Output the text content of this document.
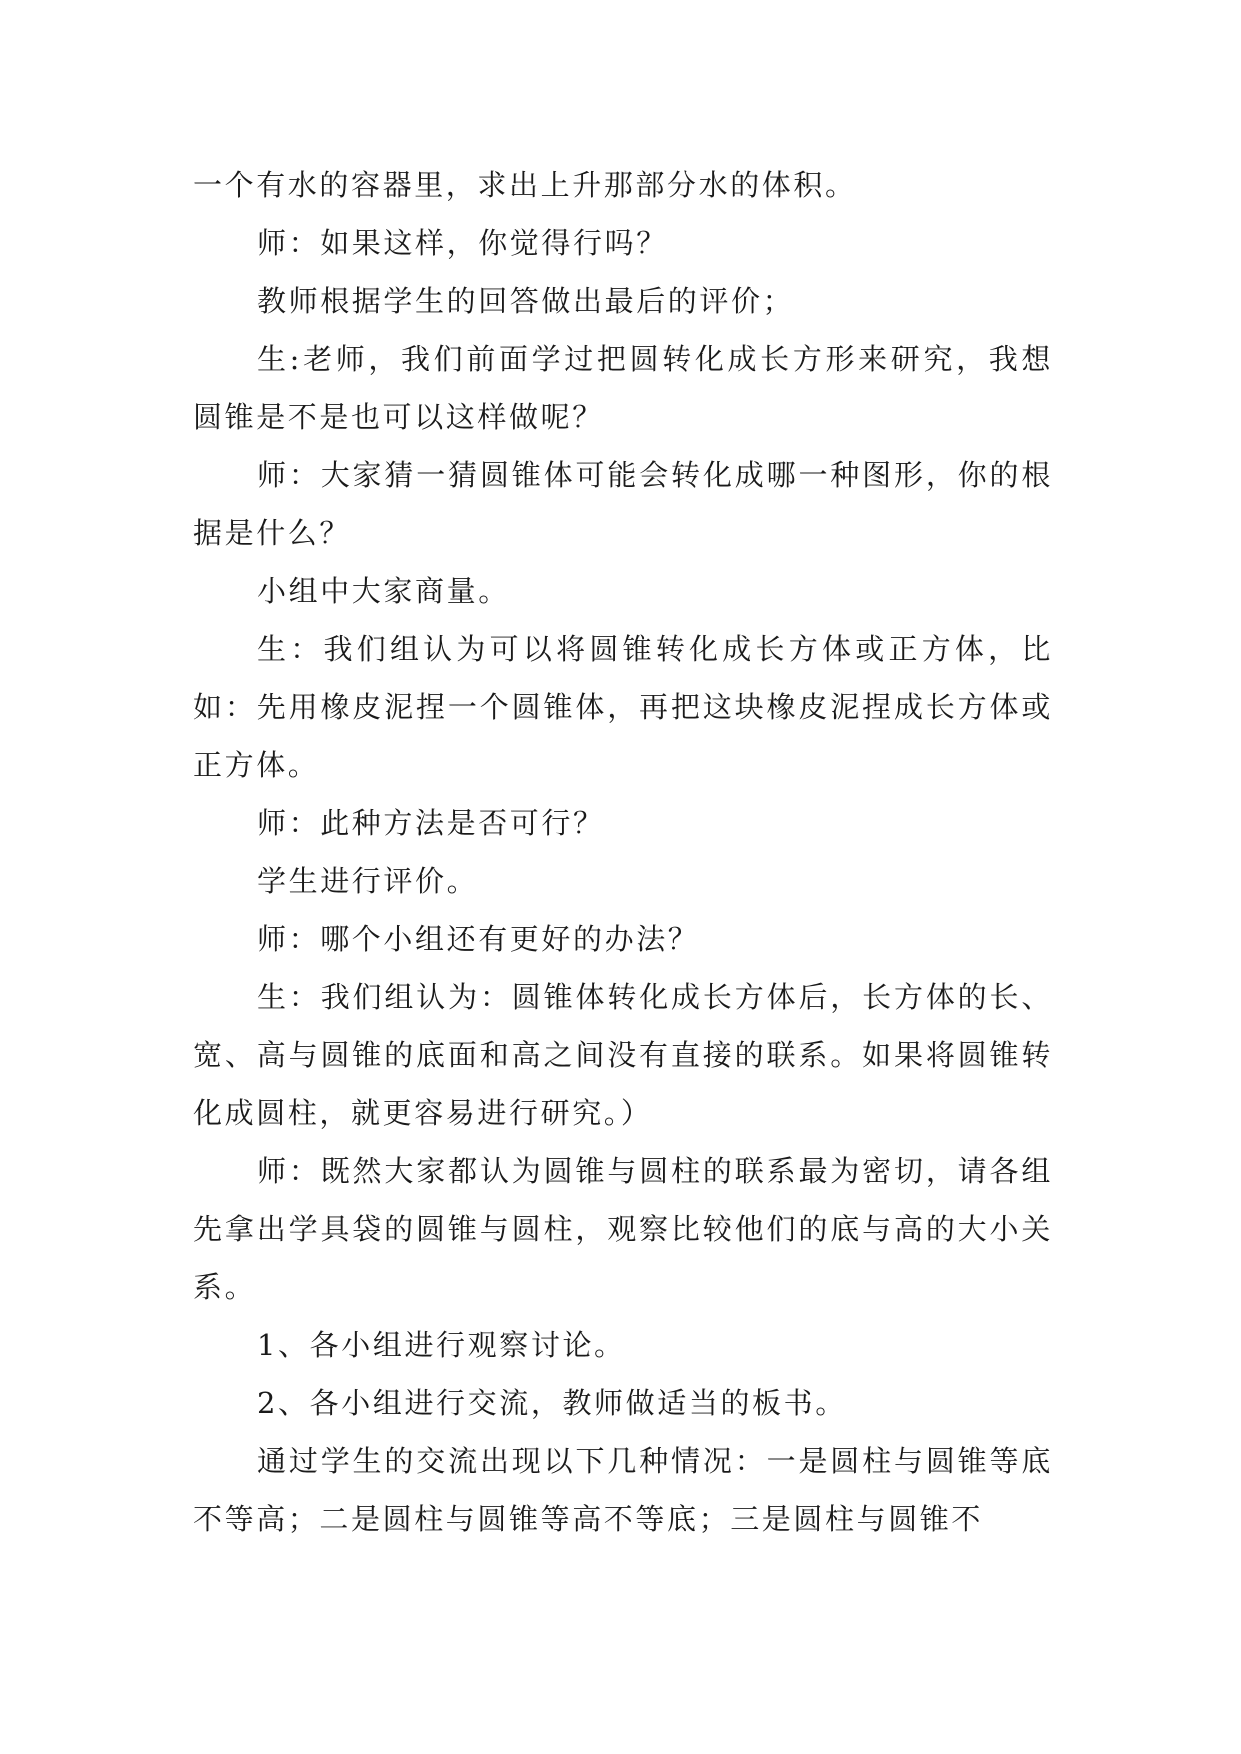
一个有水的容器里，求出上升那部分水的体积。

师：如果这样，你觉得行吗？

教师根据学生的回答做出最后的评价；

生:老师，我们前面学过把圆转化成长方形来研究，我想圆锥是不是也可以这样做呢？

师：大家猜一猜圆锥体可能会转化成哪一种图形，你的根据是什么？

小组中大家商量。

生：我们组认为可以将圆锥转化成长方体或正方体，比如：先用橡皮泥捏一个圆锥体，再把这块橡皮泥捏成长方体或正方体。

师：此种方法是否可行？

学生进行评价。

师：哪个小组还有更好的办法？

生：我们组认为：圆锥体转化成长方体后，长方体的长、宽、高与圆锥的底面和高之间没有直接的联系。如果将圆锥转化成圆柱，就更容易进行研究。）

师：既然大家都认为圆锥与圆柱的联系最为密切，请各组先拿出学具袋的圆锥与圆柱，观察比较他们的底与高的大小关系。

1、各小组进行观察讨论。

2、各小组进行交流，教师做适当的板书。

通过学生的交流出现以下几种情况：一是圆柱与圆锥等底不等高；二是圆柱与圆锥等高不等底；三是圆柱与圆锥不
---
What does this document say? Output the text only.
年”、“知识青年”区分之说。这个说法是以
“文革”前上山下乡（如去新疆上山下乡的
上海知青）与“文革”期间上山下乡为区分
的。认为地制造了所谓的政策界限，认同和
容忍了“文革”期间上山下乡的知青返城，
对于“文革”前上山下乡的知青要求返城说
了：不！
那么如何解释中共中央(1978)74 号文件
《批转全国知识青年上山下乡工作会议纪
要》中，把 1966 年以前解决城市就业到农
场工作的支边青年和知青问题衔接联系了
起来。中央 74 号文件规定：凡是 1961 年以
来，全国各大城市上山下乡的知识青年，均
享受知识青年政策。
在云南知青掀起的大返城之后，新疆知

— Short exercise —
Which lines hold the word "document"? Show each one.

— Complete answer —
Output the text content of this document.
What does this document say? Output the text only.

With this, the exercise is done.